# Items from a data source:
■ ■ ■ ■ ■ ■ ■
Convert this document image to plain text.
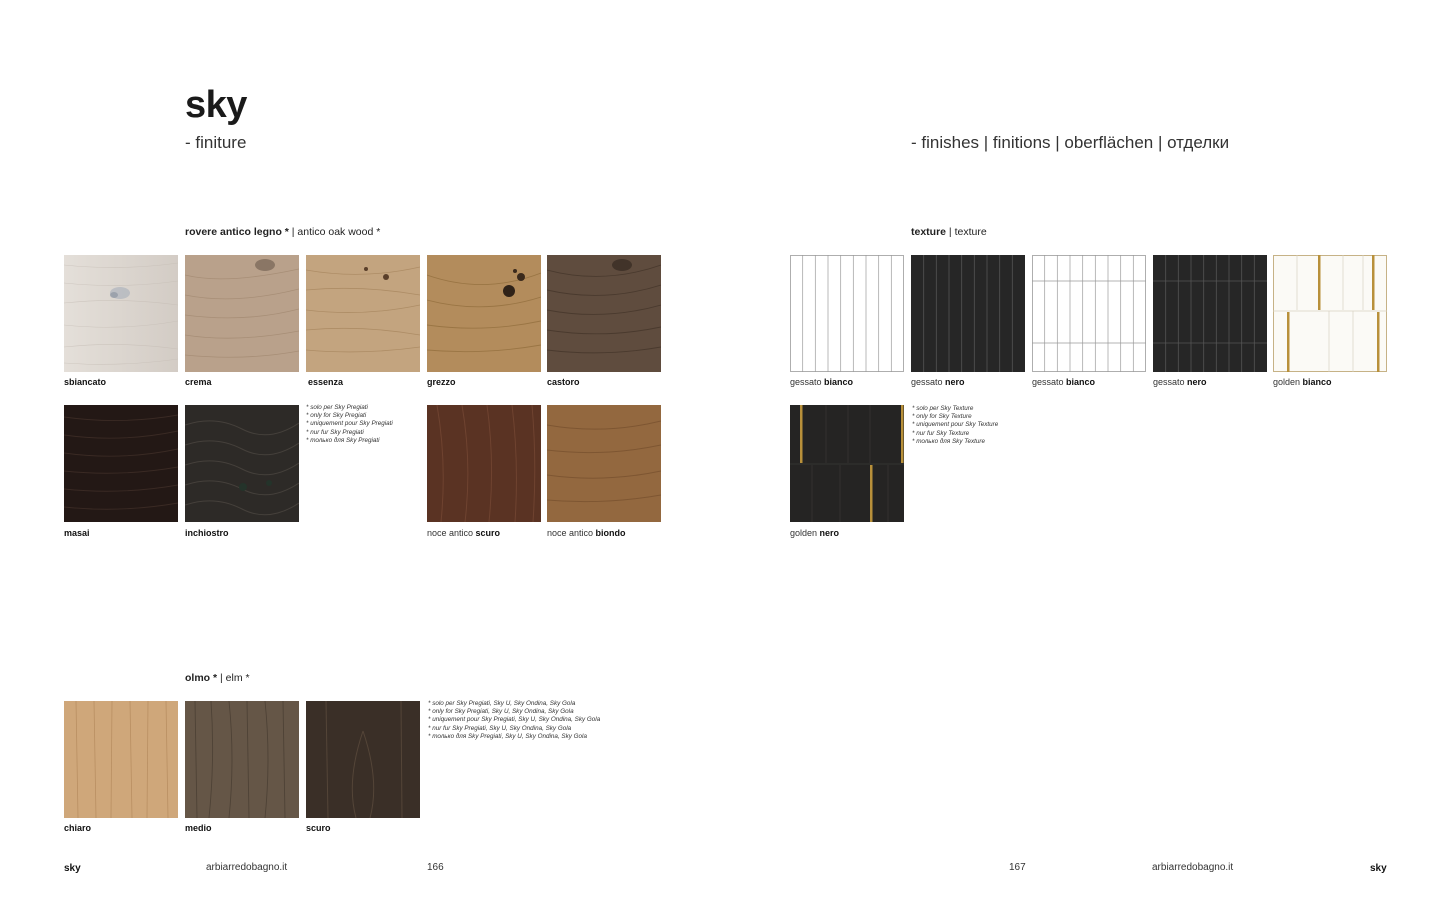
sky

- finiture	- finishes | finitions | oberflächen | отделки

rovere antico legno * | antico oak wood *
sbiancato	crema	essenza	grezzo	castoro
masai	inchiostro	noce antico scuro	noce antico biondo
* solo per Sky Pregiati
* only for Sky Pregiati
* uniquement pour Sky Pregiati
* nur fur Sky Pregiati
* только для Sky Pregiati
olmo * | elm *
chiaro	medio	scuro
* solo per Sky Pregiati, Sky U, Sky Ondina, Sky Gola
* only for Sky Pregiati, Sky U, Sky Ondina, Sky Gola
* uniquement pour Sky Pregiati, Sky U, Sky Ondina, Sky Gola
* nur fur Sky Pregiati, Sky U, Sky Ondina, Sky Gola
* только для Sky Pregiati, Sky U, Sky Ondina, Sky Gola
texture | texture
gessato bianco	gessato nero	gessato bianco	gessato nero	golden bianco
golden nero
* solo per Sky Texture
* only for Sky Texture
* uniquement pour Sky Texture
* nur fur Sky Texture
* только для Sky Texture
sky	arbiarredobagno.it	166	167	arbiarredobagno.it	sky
■ ■ ■ ■ ■ ■ ■
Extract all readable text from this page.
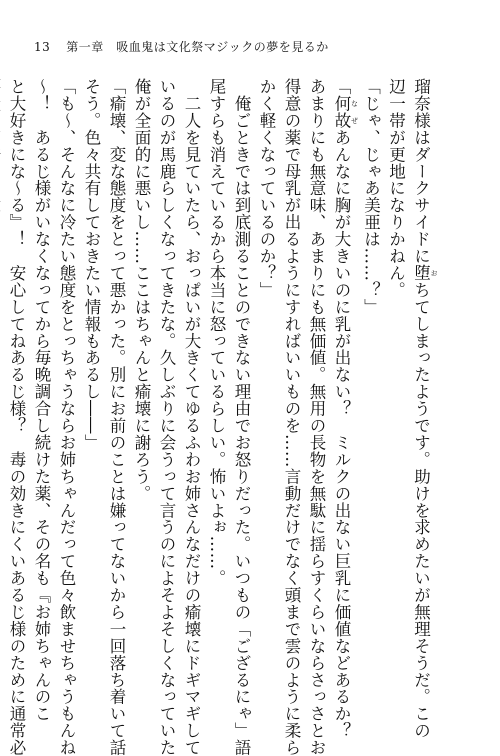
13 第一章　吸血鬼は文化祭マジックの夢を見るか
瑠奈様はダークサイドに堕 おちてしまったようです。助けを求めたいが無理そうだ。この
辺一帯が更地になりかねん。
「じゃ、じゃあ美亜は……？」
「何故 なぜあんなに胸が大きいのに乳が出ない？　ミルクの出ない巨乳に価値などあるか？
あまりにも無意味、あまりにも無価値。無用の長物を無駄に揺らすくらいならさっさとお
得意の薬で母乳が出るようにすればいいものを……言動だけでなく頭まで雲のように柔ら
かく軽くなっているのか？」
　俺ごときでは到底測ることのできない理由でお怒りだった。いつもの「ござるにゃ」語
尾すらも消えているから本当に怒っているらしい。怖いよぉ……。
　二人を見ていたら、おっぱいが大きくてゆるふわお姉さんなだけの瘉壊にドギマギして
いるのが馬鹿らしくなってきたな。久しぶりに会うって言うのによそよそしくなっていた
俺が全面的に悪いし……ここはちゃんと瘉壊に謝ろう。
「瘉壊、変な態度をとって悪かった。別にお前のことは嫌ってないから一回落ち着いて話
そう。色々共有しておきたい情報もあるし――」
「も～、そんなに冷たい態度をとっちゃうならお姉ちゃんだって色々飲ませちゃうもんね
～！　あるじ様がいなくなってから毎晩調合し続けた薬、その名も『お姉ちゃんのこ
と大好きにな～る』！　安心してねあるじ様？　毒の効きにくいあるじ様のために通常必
■ ■ ■ ■ ■ ■ ■
State the number of lines in these entries that include the string "Ondina". Provide nothing beyond that number.

5